• **Goal**
Turn the records from the line with "legend-divider — [410, 271, 580, 272]" up to and including the line with "investissement-item: AGRICULTURE ET" into a numbered list, skipping any blank lines. Include no other lines.

• **Extracted information**
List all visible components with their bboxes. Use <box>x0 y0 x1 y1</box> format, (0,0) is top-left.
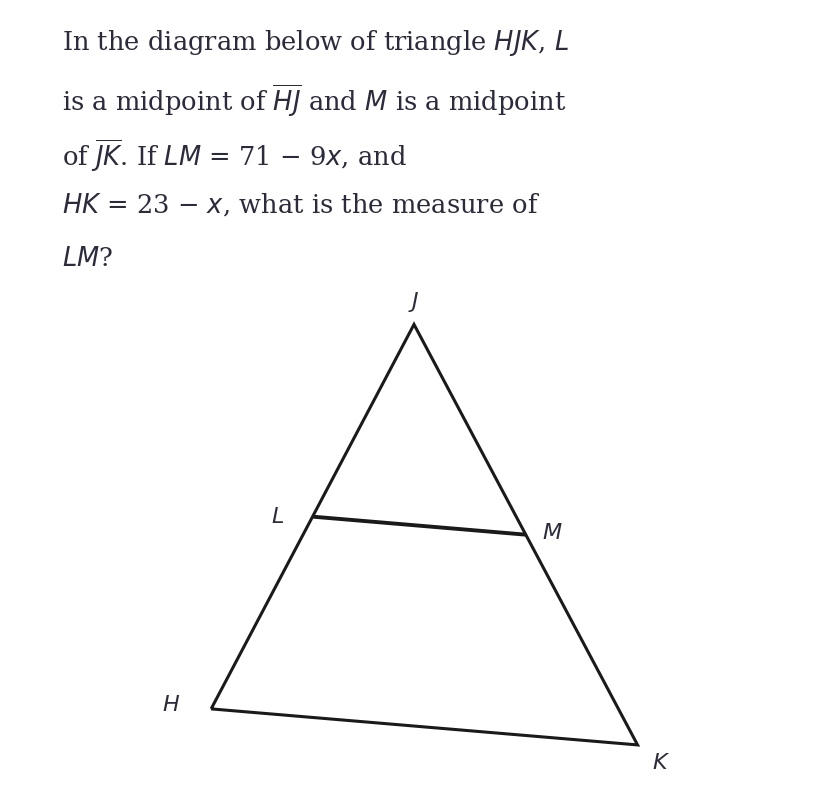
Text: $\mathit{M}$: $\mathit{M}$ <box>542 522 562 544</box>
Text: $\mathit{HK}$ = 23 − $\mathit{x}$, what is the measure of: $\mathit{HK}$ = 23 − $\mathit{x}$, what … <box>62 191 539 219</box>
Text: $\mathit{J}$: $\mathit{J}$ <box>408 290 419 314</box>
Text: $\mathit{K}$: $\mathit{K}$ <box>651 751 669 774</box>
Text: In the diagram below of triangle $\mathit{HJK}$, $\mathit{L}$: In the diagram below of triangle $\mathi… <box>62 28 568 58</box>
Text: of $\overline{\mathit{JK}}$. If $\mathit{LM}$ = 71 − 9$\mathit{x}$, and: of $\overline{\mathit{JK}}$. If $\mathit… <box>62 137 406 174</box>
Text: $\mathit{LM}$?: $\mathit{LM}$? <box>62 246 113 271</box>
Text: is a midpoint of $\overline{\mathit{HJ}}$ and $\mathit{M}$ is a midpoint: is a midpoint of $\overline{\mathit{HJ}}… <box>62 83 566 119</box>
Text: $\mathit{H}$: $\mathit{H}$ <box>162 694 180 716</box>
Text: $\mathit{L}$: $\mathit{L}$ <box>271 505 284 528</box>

* * *

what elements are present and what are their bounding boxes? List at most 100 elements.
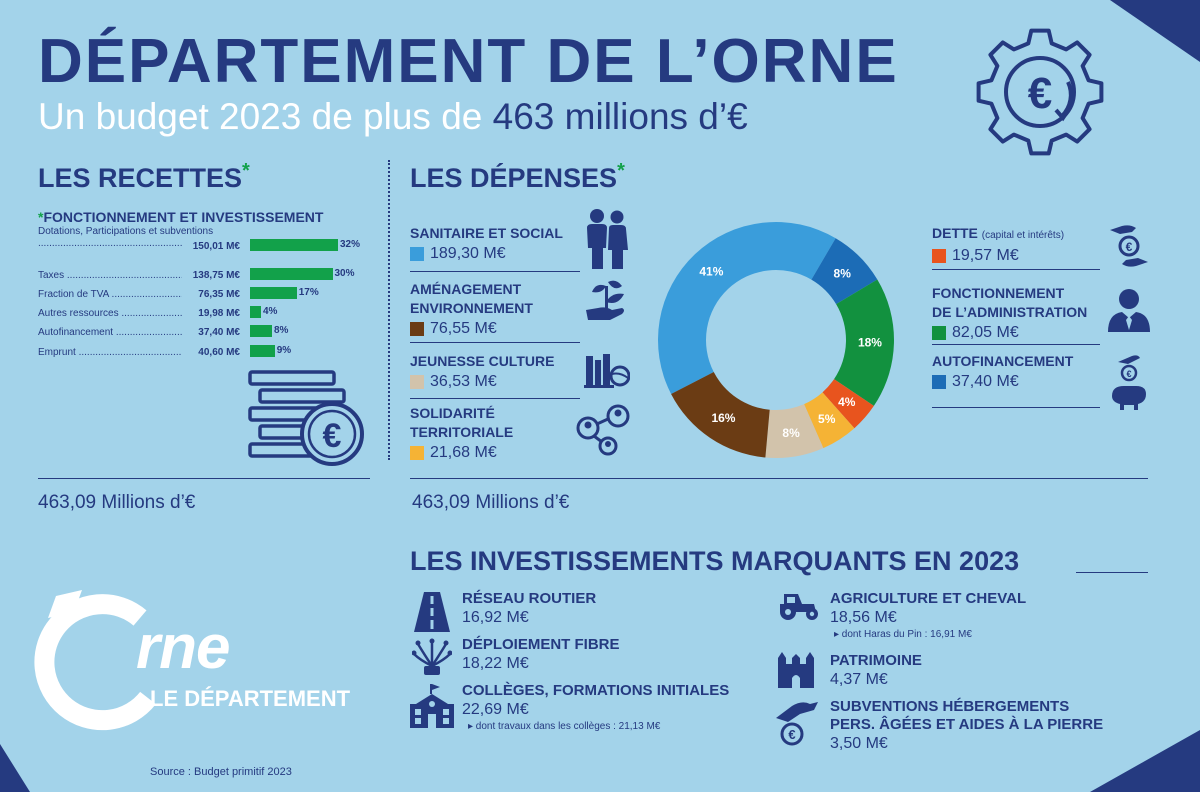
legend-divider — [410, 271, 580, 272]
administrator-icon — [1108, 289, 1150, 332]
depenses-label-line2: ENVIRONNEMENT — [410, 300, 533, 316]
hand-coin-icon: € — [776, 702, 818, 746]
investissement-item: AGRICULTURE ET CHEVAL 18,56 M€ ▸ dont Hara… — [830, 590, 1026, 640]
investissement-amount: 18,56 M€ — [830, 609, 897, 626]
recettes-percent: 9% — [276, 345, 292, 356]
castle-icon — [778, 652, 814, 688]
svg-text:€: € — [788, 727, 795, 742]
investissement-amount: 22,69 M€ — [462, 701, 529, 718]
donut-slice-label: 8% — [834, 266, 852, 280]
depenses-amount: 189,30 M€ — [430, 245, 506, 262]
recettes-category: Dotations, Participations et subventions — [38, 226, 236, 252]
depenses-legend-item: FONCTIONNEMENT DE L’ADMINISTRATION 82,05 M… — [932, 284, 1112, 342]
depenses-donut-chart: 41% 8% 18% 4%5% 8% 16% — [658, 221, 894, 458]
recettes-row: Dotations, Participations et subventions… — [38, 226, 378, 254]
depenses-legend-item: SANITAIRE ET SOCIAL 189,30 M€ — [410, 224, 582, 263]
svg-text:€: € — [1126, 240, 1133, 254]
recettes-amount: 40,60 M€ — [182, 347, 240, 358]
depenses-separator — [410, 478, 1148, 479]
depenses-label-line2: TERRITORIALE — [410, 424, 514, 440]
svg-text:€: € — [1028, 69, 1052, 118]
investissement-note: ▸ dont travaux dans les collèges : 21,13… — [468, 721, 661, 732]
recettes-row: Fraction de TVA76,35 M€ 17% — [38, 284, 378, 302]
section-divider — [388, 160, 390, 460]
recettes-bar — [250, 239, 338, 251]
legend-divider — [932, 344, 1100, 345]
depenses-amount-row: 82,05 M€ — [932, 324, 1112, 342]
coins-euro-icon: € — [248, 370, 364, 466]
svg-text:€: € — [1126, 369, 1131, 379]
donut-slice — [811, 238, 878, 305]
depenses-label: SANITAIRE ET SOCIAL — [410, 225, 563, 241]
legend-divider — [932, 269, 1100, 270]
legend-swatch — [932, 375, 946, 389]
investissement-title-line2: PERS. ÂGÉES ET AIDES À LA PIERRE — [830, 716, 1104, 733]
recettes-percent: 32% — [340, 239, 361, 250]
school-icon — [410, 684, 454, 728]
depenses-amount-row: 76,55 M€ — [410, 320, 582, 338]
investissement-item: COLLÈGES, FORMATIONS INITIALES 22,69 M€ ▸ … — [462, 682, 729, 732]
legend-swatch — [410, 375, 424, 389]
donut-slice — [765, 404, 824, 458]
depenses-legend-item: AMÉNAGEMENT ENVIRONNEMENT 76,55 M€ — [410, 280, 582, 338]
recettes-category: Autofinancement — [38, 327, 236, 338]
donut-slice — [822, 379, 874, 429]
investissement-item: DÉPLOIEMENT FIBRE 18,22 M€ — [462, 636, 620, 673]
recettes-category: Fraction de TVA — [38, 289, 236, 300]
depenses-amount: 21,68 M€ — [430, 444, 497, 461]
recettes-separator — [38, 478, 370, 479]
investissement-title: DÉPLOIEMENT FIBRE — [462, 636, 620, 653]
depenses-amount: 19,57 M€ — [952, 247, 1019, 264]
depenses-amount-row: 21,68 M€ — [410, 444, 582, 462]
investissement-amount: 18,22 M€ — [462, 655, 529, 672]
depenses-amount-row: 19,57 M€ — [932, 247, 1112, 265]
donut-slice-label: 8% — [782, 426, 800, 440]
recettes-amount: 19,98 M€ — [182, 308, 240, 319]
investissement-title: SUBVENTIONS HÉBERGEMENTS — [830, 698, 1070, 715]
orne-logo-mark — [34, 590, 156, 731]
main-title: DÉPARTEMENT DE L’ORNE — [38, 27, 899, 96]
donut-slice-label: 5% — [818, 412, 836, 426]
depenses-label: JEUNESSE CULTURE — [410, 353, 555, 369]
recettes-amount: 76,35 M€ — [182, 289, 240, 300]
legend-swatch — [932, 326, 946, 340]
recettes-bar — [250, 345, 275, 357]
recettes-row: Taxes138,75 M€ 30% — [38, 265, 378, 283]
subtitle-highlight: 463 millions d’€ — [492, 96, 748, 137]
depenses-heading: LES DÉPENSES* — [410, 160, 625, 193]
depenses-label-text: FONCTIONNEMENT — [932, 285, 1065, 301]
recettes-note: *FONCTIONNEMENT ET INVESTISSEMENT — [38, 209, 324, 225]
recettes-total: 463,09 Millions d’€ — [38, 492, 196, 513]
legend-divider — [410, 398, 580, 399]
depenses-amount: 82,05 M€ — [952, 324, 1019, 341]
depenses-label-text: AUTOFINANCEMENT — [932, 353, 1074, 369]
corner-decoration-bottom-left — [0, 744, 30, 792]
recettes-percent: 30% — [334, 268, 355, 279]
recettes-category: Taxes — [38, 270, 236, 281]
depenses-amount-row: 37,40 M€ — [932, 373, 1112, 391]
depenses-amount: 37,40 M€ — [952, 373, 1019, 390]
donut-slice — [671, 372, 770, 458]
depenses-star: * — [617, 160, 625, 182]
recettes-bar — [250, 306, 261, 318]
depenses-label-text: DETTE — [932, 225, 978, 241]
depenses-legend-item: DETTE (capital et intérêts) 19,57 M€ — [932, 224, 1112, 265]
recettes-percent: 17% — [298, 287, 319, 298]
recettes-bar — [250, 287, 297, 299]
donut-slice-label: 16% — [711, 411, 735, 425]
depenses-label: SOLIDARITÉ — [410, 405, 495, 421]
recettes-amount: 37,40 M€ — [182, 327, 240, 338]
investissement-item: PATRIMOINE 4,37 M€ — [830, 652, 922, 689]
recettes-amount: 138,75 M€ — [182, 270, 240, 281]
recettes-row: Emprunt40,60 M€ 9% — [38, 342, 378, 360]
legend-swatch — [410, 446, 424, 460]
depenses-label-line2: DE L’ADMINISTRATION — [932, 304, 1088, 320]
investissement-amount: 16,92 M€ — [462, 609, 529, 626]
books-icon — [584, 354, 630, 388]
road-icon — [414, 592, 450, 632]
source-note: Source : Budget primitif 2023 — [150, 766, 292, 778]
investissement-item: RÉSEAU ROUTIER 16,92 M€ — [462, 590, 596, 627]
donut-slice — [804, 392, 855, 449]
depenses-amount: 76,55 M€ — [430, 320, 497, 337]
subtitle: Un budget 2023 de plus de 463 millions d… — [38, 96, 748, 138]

• **Task result**
1. legend-divider — [410, 271, 580, 272]
2. administrator-icon — [1108, 289, 1150, 332]
3. depenses-label-line2: ENVIRONNEMENT — [410, 300, 533, 316]
4. hand-coin-icon: € — [776, 702, 818, 746]
5. investissement-item: AGRICULTURE ET CHEVAL 18,56 M€ ▸ dont Hara… — [830, 590, 1026, 640]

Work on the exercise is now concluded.